__Goal__: State the number of lines in these records holding "this". Say nothing more.

__Source material__:
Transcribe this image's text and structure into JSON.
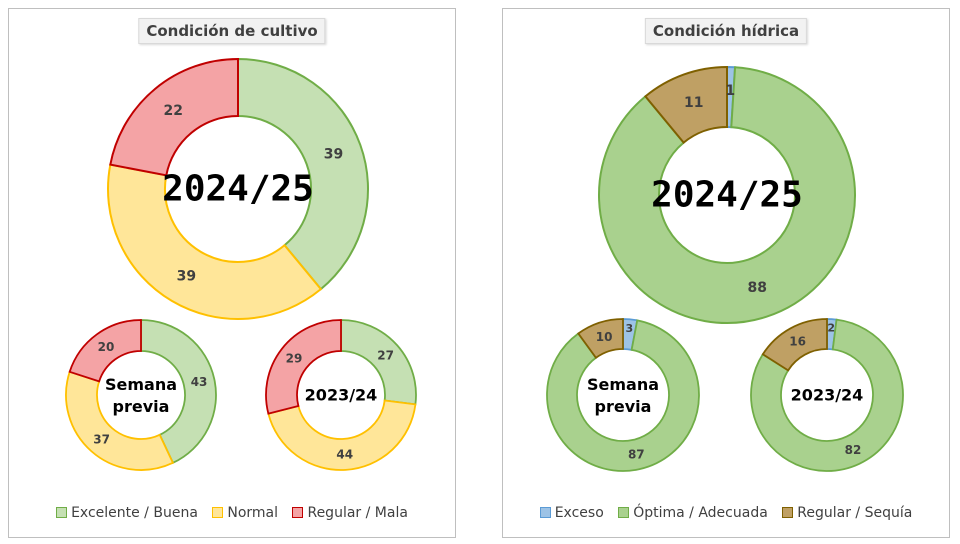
{
  "chart_data": [
    {
      "type": "donut",
      "title": "Condición de cultivo",
      "series_names": [
        "Excelente / Buena",
        "Normal",
        "Regular / Mala"
      ],
      "colors": {
        "fill": [
          "#c5e0b3",
          "#ffe699",
          "#f4a3a5"
        ],
        "stroke": [
          "#70ad47",
          "#ffc000",
          "#c00000"
        ]
      },
      "rings": [
        {
          "label": "2024/25",
          "values": [
            39,
            39,
            22
          ]
        },
        {
          "label": "Semana previa",
          "values": [
            43,
            37,
            20
          ]
        },
        {
          "label": "2023/24",
          "values": [
            27,
            44,
            29
          ]
        }
      ]
    },
    {
      "type": "donut",
      "title": "Condición hídrica",
      "series_names": [
        "Exceso",
        "Óptima / Adecuada",
        "Regular / Sequía"
      ],
      "colors": {
        "fill": [
          "#9dc3e6",
          "#a9d18e",
          "#bfa064"
        ],
        "stroke": [
          "#5b9bd5",
          "#70ad47",
          "#7f6000"
        ]
      },
      "rings": [
        {
          "label": "2024/25",
          "values": [
            1,
            88,
            11
          ]
        },
        {
          "label": "Semana previa",
          "values": [
            3,
            87,
            10
          ]
        },
        {
          "label": "2023/24",
          "values": [
            2,
            82,
            16
          ]
        }
      ]
    }
  ]
}
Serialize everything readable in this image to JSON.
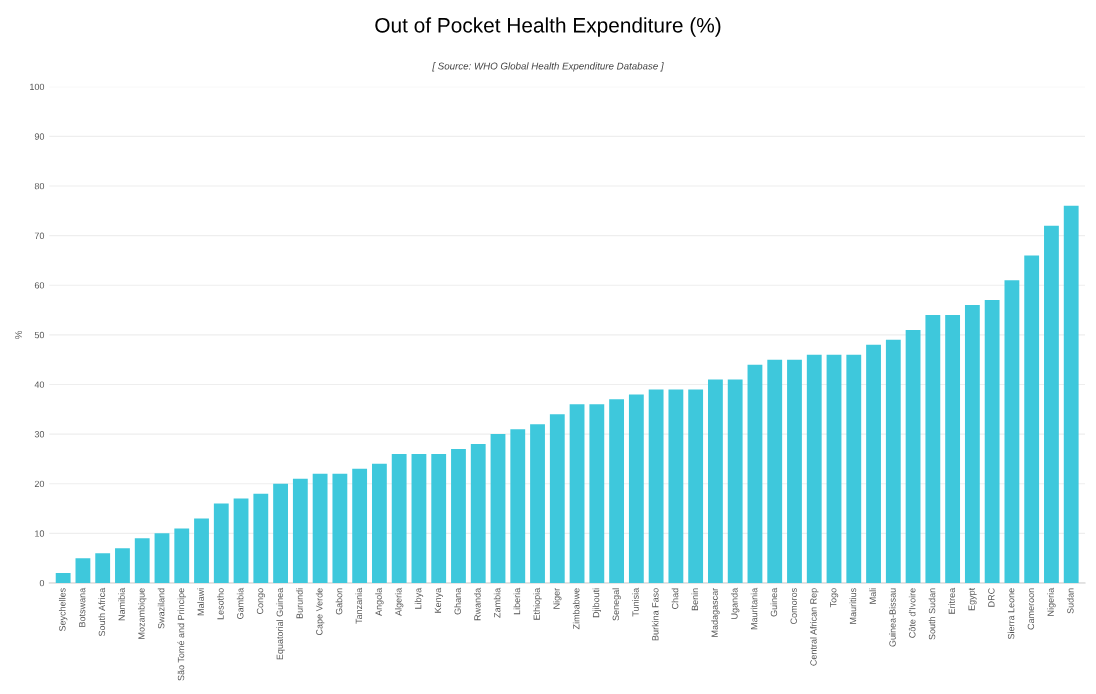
{
  "chart_data": {
    "type": "bar",
    "title": "Out of Pocket Health Expenditure (%)",
    "subtitle": "[ Source: WHO Global Health Expenditure Database ]",
    "ylabel": "%",
    "categories": [
      "Seychelles",
      "Botswana",
      "South Africa",
      "Namibia",
      "Mozambique",
      "Swaziland",
      "São Tomé and Principe",
      "Malawi",
      "Lesotho",
      "Gambia",
      "Congo",
      "Equatorial Guinea",
      "Burundi",
      "Cape Verde",
      "Gabon",
      "Tanzania",
      "Angola",
      "Algeria",
      "Libya",
      "Kenya",
      "Ghana",
      "Rwanda",
      "Zambia",
      "Liberia",
      "Ethiopia",
      "Niger",
      "Zimbabwe",
      "Djibouti",
      "Senegal",
      "Tunisia",
      "Burkina Faso",
      "Chad",
      "Benin",
      "Madagascar",
      "Uganda",
      "Mauritania",
      "Guinea",
      "Comoros",
      "Central African Rep",
      "Togo",
      "Mauritius",
      "Mali",
      "Guinea-Bissau",
      "Côte d'Ivoire",
      "South Sudan",
      "Eritrea",
      "Egypt",
      "DRC",
      "Sierra Leone",
      "Cameroon",
      "Nigeria",
      "Sudan"
    ],
    "values": [
      2,
      5,
      6,
      7,
      9,
      10,
      11,
      13,
      16,
      17,
      18,
      20,
      21,
      22,
      22,
      23,
      24,
      26,
      26,
      26,
      27,
      28,
      30,
      31,
      32,
      34,
      36,
      36,
      37,
      38,
      39,
      39,
      39,
      41,
      41,
      44,
      45,
      45,
      46,
      46,
      46,
      48,
      49,
      51,
      54,
      54,
      56,
      57,
      61,
      66,
      72,
      76
    ],
    "color": "#3ec8dc",
    "ylim": [
      0,
      100
    ],
    "yticks": [
      0,
      10,
      20,
      30,
      40,
      50,
      60,
      70,
      80,
      90,
      100
    ],
    "grid": "y"
  }
}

__Output__: 2